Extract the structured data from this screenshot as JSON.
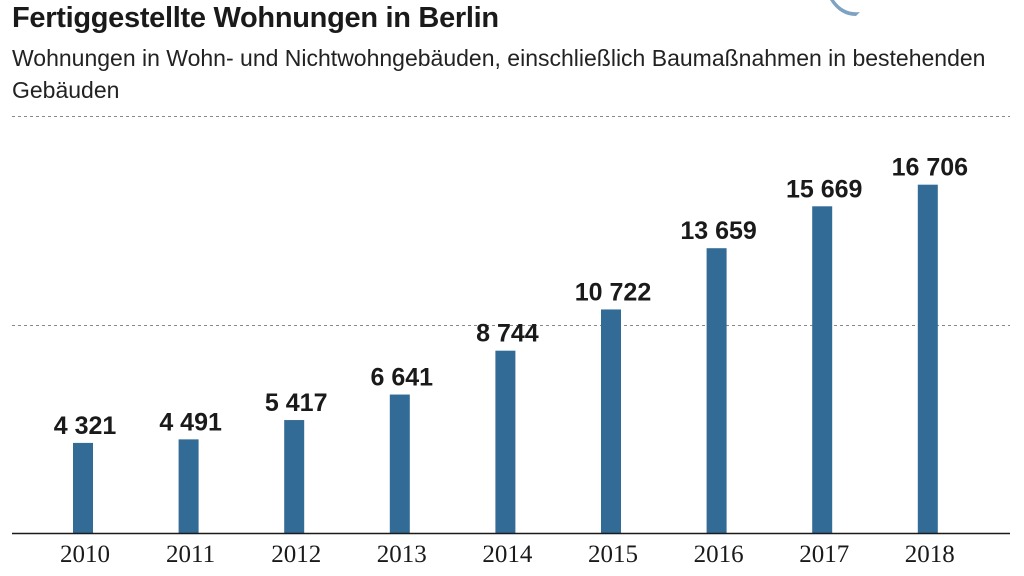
{
  "title": "Fertiggestellte Wohnungen in Berlin",
  "subtitle": "Wohnungen in Wohn- und Nichtwohngebäuden, einschließlich Baumaßnahmen in bestehenden Gebäuden",
  "colors": {
    "bar": "#336b97",
    "text": "#1a1a1a",
    "gridline": "#888888",
    "corner_mark": "#7ea2c4"
  },
  "chart_data": {
    "type": "bar",
    "title": "Fertiggestellte Wohnungen in Berlin",
    "subtitle": "Wohnungen in Wohn- und Nichtwohngebäuden, einschließlich Baumaßnahmen in bestehenden Gebäuden",
    "xlabel": "",
    "ylabel": "",
    "categories": [
      "2010",
      "2011",
      "2012",
      "2013",
      "2014",
      "2015",
      "2016",
      "2017",
      "2018"
    ],
    "values": [
      4321,
      4491,
      5417,
      6641,
      8744,
      10722,
      13659,
      15669,
      16706
    ],
    "value_labels": [
      "4 321",
      "4 491",
      "5 417",
      "6 641",
      "8 744",
      "10 722",
      "13 659",
      "15 669",
      "16 706"
    ],
    "ylim": [
      0,
      20000
    ],
    "gridlines": [
      10000,
      20000
    ],
    "grid": true,
    "legend": "none"
  }
}
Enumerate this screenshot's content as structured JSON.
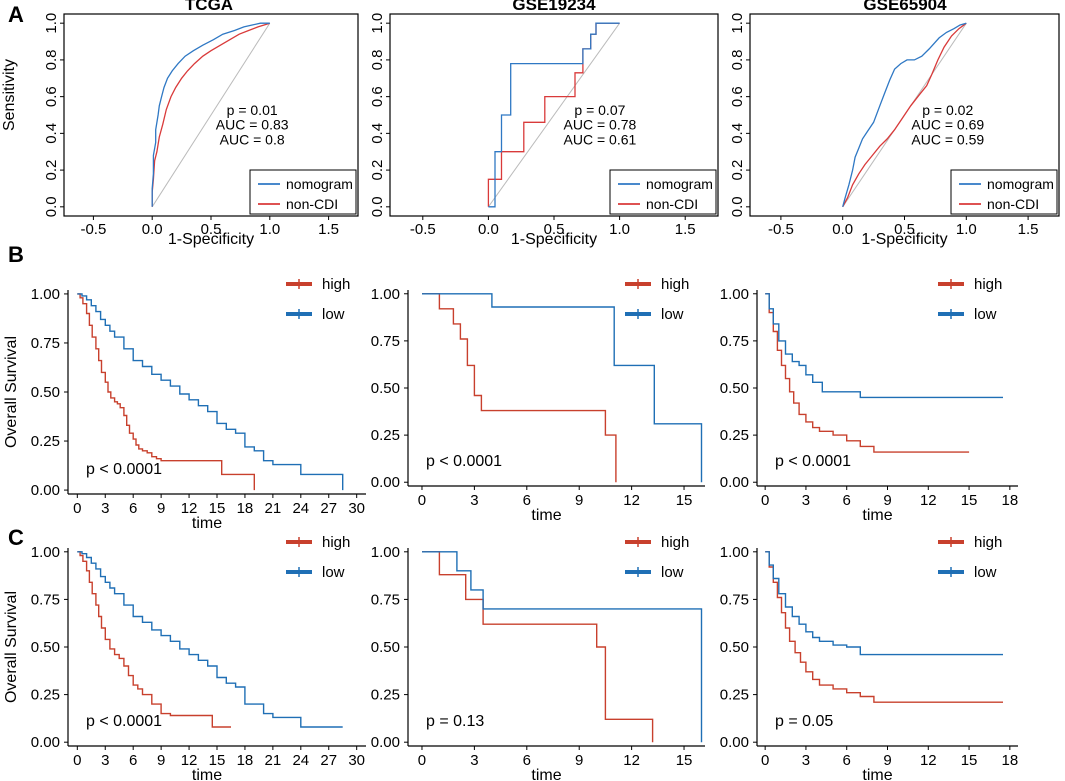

○ ○ ○ ○

▸ Exercise prompt
Search the records for the word "bestehenden", then list every line that has it.

▸ Output
  "subtitle": "Wohnungen in Wohn- und Nichtwohngebäuden, einschließlich Baumaßnahmen in bestehenden Gebäuden",
    "subtitle": "Wohnungen in Wohn- und Nichtwohngebäuden, einschließlich Baumaßnahmen in bestehenden Gebäuden",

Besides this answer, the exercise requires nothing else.